EXERCISE REQUIREMENTS -
Carry on the news report on the Jandola Bazaar explosion from the point where it stops.

[PAGE TEXT Boundary: Start]

12 killed in Tank Bazaar explosion

Published December 9, 2005

WANA, Dec 8: At least 12 people were killed and 50 others wounded when a powerful explosion ripped through the Jandola Bazaar in the Tank tribal area of the Frontier Region on Thursday, witnesses said. In a separate development, suspected militants killed two of the four militiamen kidnapped from the Wana Bazaar in South Waziristan. Their decapitated bodies were found by residents in the Karikot village in Wana, who turned them over to political authorities.

Witnesses said that a powerful bomb placed in a roadside hotel close to the Frontier Corps’ Jandola Fort went off with a big bang at around 9.30am on Thursday morning.

Tank borders the restive South Waziristan tribal region.

The explosion triggered a chain of small explosions in the adjoining arms shops. As a result, five shops were completely gutted while several others were damaged.

Paramilitary militiamen who man the Jandola Fort together with local volunteers pulled out the mutilated bodies and shifted the injured to a hospital.

Locals put the death toll at 12 but a government statement issued later in the evening said eight people had died in the blast.

“Officials feared more casualties,” the short statement by the Governor’s Fata secretariat said.

The hotel is the property of the Frontier Corps but had been rented out. Locals suspected the explosion could be the handiwork of militants who have renewed attacks on security forces in recent weeks.

[PAGE TEXT Boundary: End]
[DATA EXCERPTS Boundary: Start]

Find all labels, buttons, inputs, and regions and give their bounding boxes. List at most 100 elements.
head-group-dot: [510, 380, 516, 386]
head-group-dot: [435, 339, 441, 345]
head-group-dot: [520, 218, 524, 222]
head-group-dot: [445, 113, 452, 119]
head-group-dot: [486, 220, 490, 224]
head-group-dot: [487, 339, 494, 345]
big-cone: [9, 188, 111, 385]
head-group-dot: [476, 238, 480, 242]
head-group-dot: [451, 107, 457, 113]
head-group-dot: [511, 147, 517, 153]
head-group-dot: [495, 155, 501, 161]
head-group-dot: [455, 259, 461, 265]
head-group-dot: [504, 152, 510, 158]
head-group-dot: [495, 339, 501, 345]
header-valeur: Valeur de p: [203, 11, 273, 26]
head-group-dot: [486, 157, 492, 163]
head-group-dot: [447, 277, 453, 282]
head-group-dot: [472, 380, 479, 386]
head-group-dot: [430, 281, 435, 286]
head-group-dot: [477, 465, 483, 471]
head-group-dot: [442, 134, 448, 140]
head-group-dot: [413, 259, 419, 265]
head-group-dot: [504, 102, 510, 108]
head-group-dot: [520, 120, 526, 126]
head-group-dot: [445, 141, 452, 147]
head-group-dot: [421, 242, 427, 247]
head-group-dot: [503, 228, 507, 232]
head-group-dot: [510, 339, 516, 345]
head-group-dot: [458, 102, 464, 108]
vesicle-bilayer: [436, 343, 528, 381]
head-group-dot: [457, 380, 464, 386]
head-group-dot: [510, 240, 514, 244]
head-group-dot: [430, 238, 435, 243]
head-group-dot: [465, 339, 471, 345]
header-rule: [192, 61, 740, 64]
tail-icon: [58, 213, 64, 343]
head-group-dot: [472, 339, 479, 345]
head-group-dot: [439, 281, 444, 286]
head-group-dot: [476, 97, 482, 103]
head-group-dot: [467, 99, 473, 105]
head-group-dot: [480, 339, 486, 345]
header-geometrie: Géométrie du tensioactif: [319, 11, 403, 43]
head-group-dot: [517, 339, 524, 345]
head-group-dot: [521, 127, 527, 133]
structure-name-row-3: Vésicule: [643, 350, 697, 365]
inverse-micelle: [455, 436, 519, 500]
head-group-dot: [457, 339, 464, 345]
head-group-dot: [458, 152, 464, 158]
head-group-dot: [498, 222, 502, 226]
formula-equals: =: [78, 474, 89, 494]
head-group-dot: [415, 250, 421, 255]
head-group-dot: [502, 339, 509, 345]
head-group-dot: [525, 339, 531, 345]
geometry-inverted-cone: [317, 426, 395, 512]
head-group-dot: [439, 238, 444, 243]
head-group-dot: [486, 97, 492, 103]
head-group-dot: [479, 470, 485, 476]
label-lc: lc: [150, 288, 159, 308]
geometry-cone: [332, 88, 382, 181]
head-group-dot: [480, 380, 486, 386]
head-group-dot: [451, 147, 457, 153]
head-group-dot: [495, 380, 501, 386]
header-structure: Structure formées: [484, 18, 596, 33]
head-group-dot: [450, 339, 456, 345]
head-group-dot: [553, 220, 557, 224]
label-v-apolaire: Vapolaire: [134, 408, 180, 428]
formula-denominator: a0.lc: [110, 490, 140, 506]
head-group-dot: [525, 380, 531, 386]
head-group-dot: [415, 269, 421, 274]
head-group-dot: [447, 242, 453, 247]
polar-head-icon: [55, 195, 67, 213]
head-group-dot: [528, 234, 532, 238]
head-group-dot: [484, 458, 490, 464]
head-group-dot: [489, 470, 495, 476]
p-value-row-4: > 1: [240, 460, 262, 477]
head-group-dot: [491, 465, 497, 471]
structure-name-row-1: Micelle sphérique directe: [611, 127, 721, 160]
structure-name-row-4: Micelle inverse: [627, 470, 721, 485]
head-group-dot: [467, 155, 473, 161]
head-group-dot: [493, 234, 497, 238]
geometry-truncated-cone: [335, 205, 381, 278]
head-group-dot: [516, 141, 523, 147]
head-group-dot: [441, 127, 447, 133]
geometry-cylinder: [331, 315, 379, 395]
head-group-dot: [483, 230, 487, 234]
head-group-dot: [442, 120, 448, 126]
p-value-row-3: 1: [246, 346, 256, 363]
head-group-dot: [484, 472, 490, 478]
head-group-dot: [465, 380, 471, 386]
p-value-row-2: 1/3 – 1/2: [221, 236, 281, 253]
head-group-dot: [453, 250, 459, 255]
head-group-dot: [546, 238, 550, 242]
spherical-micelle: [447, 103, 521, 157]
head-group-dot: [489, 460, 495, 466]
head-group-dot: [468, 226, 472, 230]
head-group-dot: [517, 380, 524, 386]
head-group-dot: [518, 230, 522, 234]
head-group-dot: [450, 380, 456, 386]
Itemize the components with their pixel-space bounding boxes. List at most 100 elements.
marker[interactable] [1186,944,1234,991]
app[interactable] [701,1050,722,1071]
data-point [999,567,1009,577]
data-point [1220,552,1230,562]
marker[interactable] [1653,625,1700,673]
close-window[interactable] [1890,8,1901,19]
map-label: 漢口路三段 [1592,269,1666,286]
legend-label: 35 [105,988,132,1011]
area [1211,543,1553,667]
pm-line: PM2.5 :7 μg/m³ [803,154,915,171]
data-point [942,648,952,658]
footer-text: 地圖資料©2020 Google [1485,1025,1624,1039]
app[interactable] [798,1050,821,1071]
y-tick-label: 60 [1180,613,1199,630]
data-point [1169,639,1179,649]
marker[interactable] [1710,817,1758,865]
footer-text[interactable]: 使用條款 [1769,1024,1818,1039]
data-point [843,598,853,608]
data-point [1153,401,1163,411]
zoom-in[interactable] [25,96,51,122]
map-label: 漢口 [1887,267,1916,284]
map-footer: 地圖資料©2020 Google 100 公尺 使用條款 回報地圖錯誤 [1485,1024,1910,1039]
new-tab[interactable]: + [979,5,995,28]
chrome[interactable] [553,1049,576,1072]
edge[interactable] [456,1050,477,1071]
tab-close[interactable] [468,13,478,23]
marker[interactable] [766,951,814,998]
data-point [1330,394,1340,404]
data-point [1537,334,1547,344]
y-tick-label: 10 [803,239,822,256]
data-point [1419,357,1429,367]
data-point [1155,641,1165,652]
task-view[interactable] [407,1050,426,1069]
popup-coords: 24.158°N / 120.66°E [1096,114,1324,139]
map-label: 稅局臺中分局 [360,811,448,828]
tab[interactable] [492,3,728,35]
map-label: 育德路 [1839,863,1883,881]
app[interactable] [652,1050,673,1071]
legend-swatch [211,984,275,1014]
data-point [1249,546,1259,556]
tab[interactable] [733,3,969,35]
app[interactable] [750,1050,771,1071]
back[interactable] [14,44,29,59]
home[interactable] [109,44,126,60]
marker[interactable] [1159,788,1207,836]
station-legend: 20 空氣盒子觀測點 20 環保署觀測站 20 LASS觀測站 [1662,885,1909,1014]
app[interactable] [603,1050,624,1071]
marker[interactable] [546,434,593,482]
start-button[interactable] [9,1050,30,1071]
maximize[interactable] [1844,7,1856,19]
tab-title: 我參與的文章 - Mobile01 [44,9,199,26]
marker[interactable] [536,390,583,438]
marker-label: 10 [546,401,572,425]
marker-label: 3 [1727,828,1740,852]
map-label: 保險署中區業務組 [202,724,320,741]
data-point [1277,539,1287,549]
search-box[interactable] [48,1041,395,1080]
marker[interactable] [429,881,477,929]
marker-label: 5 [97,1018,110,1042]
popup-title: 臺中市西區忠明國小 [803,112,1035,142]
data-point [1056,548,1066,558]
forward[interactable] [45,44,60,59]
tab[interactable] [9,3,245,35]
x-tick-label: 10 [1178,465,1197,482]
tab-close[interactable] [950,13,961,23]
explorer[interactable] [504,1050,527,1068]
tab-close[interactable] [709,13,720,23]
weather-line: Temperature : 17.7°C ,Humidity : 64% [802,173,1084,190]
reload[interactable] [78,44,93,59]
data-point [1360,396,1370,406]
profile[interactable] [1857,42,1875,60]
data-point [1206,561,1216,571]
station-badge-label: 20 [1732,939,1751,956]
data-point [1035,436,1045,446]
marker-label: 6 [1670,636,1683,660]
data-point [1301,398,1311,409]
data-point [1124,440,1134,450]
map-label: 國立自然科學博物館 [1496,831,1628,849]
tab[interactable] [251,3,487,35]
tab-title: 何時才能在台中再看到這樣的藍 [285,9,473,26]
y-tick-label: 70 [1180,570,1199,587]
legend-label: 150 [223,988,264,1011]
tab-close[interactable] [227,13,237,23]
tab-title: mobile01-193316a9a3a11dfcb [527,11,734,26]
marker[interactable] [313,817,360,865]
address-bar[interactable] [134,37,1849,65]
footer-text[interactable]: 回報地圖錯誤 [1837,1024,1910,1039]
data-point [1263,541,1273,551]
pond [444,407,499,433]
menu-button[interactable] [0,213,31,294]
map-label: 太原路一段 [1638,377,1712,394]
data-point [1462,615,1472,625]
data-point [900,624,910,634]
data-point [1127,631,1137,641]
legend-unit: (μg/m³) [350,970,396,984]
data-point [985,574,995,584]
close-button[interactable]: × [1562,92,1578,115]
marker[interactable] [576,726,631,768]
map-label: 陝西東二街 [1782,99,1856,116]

[DATA EXCERPTS Boundary: End]

OUTPUT FOR THIS EXERCISE -
The government, however, did not offer any explanation as to the cause of the blast. It said the political administration in F.R. Tank had been directed to probe the incident from all aspects.

The explosion has come in the wake of fast deteriorating law and order situation in neighbouring South and North Waziristan.

In Wana, locals in Karikot spotted and turned over to the authorities bodies of the two militiamen who along with two other fellow soldiers were kidnapped from the Wana Bazaar on Wednesday.

The deceased soldiers of the Frontier Corps have been identified as Omar Ali Khattak and Akhtar Zaman Bhittani.

The fate of the two other militiamen remained unknown.

Political Agent of South Waziristan Laiq Hussain said action would be taken under the collective responsibility clause of the Frontier Crimes Regulation against the tribe in whose territory the murders took place.